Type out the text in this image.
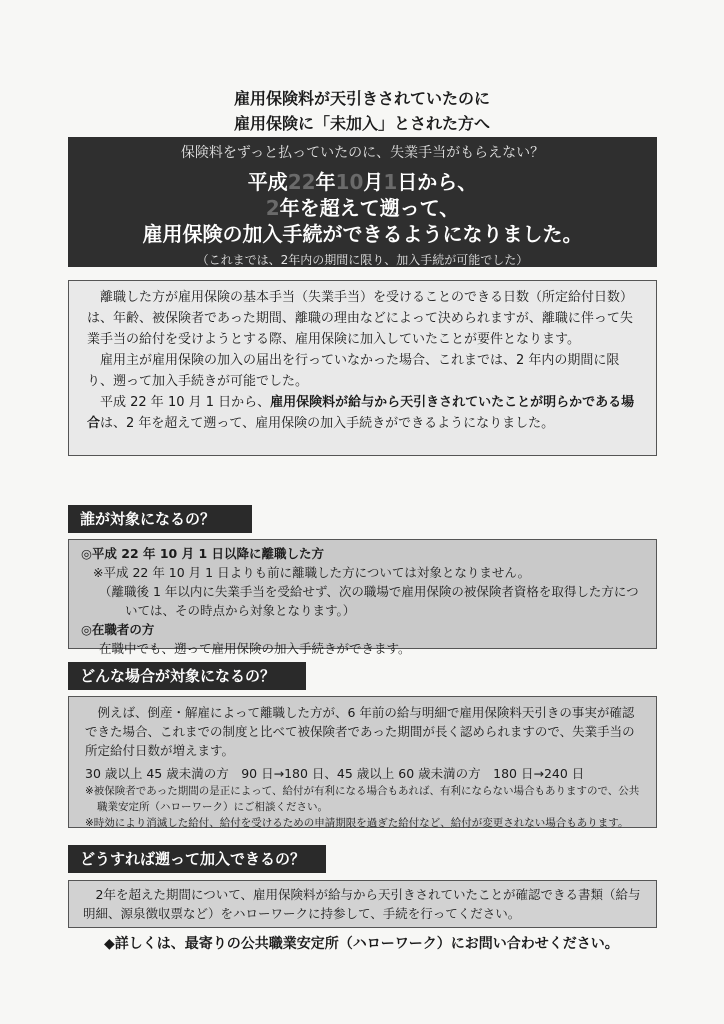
雇用保険料が天引きされていたのに
雇用保険に「未加入」とされた方へ
保険料をずっと払っていたのに、失業手当がもらえない？
平成22年10月1日から、
2年を超えて遡って、
雇用保険の加入手続ができるようになりました。
（これまでは、2年内の期間に限り、加入手続が可能でした）

離職した方が雇用保険の基本手当（失業手当）を受けることのできる日数（所定給付日数）は、年齢、被保険者であった期間、離職の理由などによって決められますが、離職に伴って失業手当の給付を受けようとする際、雇用保険に加入していたことが要件となります。

雇用主が雇用保険の加入の届出を行っていなかった場合、これまでは、2 年内の期間に限り、遡って加入手続きが可能でした。

平成 22 年 10 月 1 日から、雇用保険料が給与から天引きされていたことが明らかである場合は、2 年を超えて遡って、雇用保険の加入手続きができるようになりました。

誰が対象になるの？
◎平成 22 年 10 月 1 日以降に離職した方
※平成 22 年 10 月 1 日よりも前に離職した方については対象となりません。
（離職後 1 年以内に失業手当を受給せず、次の職場で雇用保険の被保険者資格を取得した方につ
いては、その時点から対象となります。）
◎在職者の方
在職中でも、遡って雇用保険の加入手続きができます。
どんな場合が対象になるの？

例えば、倒産・解雇によって離職した方が、6 年前の給与明細で雇用保険料天引きの事実が確認できた場合、これまでの制度と比べて被保険者であった期間が長く認められますので、失業手当の所定給付日数が増えます。

30 歳以上 45 歳未満の方　90 日→180 日、45 歳以上 60 歳未満の方　180 日→240 日
※被保険者であった期間の是正によって、給付が有利になる場合もあれば、有利にならない場合もありますので、公共
職業安定所（ハローワーク）にご相談ください。
※時効により消滅した給付、給付を受けるための申請期限を過ぎた給付など、給付が変更されない場合もあります。
どうすれば遡って加入できるの？

2年を超えた期間について、雇用保険料が給与から天引きされていたことが確認できる書類（給与明細、源泉徴収票など）をハローワークに持参して、手続を行ってください。

◆詳しくは、最寄りの公共職業安定所（ハローワーク）にお問い合わせください。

----------------------------------------

The problem
Return each line of the data, keeping its wording exact and omitting pictures.

Task solution
Type out the text in this image.
雇用保険料が天引きされていたのに
雇用保険に「未加入」とされた方へ
保険料をずっと払っていたのに、失業手当がもらえない？
平成22年10月1日から、
2年を超えて遡って、
雇用保険の加入手続ができるようになりました。
（これまでは、2年内の期間に限り、加入手続が可能でした）

離職した方が雇用保険の基本手当（失業手当）を受けることのできる日数（所定給付日数）は、年齢、被保険者であった期間、離職の理由などによって決められますが、離職に伴って失業手当の給付を受けようとする際、雇用保険に加入していたことが要件となります。

雇用主が雇用保険の加入の届出を行っていなかった場合、これまでは、2 年内の期間に限り、遡って加入手続きが可能でした。

平成 22 年 10 月 1 日から、雇用保険料が給与から天引きされていたことが明らかである場合は、2 年を超えて遡って、雇用保険の加入手続きができるようになりました。

誰が対象になるの？
◎平成 22 年 10 月 1 日以降に離職した方
※平成 22 年 10 月 1 日よりも前に離職した方については対象となりません。
（離職後 1 年以内に失業手当を受給せず、次の職場で雇用保険の被保険者資格を取得した方につ
いては、その時点から対象となります。）
◎在職者の方
在職中でも、遡って雇用保険の加入手続きができます。
どんな場合が対象になるの？

例えば、倒産・解雇によって離職した方が、6 年前の給与明細で雇用保険料天引きの事実が確認できた場合、これまでの制度と比べて被保険者であった期間が長く認められますので、失業手当の所定給付日数が増えます。

30 歳以上 45 歳未満の方　90 日→180 日、45 歳以上 60 歳未満の方　180 日→240 日
※被保険者であった期間の是正によって、給付が有利になる場合もあれば、有利にならない場合もありますので、公共
職業安定所（ハローワーク）にご相談ください。
※時効により消滅した給付、給付を受けるための申請期限を過ぎた給付など、給付が変更されない場合もあります。
どうすれば遡って加入できるの？

2年を超えた期間について、雇用保険料が給与から天引きされていたことが確認できる書類（給与明細、源泉徴収票など）をハローワークに持参して、手続を行ってください。

◆詳しくは、最寄りの公共職業安定所（ハローワーク）にお問い合わせください。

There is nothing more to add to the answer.